Dataset records
····················
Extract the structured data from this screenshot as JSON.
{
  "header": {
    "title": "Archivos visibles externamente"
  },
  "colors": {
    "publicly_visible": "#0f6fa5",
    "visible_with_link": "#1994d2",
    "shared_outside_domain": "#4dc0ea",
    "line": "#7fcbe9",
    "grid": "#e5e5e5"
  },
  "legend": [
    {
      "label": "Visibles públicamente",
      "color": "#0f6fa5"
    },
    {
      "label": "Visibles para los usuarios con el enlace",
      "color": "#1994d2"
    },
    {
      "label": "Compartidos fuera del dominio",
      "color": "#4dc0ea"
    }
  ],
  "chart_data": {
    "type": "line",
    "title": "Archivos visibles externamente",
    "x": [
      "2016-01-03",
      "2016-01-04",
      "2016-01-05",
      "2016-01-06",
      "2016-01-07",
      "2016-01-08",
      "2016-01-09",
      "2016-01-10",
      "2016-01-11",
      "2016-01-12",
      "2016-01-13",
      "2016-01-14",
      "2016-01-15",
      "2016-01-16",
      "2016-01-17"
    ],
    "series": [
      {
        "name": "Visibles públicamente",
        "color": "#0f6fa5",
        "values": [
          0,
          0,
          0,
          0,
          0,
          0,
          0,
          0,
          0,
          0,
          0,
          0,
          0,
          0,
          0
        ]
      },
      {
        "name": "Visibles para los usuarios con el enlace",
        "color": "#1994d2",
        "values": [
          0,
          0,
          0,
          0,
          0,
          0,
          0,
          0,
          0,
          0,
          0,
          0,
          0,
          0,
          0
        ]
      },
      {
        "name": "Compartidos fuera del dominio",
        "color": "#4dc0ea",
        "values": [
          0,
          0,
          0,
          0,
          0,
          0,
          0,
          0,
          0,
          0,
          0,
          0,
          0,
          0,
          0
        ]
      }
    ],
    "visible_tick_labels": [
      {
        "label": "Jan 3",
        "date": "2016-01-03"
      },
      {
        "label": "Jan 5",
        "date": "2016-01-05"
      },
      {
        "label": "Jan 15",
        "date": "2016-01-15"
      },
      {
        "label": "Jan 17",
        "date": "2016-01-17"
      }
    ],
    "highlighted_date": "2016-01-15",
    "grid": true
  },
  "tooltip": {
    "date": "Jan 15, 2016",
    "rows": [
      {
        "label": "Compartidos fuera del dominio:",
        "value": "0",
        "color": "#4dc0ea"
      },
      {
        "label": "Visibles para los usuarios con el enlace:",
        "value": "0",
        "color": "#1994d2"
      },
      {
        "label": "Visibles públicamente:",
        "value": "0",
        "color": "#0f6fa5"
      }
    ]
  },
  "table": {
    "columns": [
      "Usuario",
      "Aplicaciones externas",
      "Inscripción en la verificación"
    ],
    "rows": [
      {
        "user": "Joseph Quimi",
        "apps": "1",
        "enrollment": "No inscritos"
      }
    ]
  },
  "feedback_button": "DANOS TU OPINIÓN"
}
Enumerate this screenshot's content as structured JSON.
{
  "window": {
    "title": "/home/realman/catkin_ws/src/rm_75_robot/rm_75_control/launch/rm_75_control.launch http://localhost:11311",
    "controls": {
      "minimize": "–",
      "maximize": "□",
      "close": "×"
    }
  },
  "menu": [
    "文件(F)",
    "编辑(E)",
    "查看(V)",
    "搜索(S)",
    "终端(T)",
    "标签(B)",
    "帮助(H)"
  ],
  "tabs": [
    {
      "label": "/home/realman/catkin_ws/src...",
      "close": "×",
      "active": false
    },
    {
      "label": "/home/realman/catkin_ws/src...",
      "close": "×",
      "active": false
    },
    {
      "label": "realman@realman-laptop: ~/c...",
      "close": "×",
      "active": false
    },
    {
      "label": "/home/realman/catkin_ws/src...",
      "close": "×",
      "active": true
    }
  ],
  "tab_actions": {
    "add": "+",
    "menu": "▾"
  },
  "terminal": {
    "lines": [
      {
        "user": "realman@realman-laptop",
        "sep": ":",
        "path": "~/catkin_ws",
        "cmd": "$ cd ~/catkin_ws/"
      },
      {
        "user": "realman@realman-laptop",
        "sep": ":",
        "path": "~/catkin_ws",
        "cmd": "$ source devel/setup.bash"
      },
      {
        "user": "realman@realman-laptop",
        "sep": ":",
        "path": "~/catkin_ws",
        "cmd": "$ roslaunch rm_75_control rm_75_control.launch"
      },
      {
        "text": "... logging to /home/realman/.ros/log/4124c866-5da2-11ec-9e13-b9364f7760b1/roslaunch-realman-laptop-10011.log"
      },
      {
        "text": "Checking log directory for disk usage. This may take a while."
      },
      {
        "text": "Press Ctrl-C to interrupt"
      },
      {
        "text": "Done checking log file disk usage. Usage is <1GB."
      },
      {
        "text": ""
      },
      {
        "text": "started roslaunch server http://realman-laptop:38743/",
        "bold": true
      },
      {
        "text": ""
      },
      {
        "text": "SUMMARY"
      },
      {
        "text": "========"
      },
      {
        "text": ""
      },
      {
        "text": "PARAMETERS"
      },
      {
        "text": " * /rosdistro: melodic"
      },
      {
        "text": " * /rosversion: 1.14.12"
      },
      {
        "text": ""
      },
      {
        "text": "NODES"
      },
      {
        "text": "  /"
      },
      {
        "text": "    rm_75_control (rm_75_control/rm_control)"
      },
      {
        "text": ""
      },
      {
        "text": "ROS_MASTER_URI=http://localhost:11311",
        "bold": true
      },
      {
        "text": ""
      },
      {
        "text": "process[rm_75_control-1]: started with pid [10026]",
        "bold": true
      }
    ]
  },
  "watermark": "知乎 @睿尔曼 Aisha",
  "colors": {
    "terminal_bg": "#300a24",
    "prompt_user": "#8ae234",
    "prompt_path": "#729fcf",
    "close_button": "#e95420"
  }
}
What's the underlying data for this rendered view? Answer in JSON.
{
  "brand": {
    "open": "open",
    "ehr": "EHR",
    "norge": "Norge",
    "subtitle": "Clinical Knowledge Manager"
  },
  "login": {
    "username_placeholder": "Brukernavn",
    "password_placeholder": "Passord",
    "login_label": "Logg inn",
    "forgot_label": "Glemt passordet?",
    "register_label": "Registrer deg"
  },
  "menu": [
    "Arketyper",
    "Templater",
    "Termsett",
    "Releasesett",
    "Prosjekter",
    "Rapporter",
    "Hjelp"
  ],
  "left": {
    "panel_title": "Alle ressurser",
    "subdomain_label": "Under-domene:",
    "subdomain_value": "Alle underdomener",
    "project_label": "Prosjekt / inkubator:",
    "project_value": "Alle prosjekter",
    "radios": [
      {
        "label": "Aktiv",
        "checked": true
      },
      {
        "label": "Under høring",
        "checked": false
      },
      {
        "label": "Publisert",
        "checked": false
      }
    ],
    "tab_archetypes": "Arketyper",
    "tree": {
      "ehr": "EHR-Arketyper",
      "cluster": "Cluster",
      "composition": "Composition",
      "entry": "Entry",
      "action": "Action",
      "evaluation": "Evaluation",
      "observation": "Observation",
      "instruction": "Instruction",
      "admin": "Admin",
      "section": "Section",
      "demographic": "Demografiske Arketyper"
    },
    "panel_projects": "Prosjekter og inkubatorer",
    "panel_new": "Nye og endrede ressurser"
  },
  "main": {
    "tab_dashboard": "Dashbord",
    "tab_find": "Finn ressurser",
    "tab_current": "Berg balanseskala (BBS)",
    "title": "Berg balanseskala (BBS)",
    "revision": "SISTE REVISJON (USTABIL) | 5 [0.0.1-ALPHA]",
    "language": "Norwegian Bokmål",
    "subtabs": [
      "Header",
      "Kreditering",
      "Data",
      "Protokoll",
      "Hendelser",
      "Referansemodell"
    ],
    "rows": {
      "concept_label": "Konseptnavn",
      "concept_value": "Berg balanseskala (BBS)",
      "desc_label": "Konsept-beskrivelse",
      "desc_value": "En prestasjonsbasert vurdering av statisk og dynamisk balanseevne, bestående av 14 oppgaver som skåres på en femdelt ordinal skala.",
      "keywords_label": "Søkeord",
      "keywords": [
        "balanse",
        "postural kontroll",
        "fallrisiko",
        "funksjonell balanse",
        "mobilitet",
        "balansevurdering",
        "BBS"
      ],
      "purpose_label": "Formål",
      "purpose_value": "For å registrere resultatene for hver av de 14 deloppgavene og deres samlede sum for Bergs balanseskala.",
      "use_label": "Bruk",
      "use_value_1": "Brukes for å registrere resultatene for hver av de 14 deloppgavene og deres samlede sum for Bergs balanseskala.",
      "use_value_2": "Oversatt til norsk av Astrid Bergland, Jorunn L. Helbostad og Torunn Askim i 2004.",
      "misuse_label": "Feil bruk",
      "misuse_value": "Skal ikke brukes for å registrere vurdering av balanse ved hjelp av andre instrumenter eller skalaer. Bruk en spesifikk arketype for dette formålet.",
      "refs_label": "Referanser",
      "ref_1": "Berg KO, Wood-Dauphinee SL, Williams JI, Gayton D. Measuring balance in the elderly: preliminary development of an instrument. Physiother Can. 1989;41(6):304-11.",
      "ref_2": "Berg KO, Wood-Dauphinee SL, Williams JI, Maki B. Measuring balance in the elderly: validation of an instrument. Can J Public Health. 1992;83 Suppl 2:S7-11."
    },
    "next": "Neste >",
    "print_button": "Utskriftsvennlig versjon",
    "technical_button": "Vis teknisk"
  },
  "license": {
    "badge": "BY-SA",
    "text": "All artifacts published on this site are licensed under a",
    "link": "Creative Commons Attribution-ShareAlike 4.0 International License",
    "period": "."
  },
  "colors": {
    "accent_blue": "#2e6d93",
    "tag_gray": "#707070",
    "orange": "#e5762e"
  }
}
····················
OBJECTIVE.
From the material above, copy each line that includes the word "Measuring".

OUTPUT FOR THIS EXERCISE.
      "ref_1": "Berg KO, Wood-Dauphinee SL, Williams JI, Gayton D. Measuring balance in the elderly: preliminary development of an instrument. Physiother Can. 1989;41(6):304-11.",
      "ref_2": "Berg KO, Wood-Dauphinee SL, Williams JI, Maki B. Measuring balance in the elderly: validation of an instrument. Can J Public Health. 1992;83 Suppl 2:S7-11."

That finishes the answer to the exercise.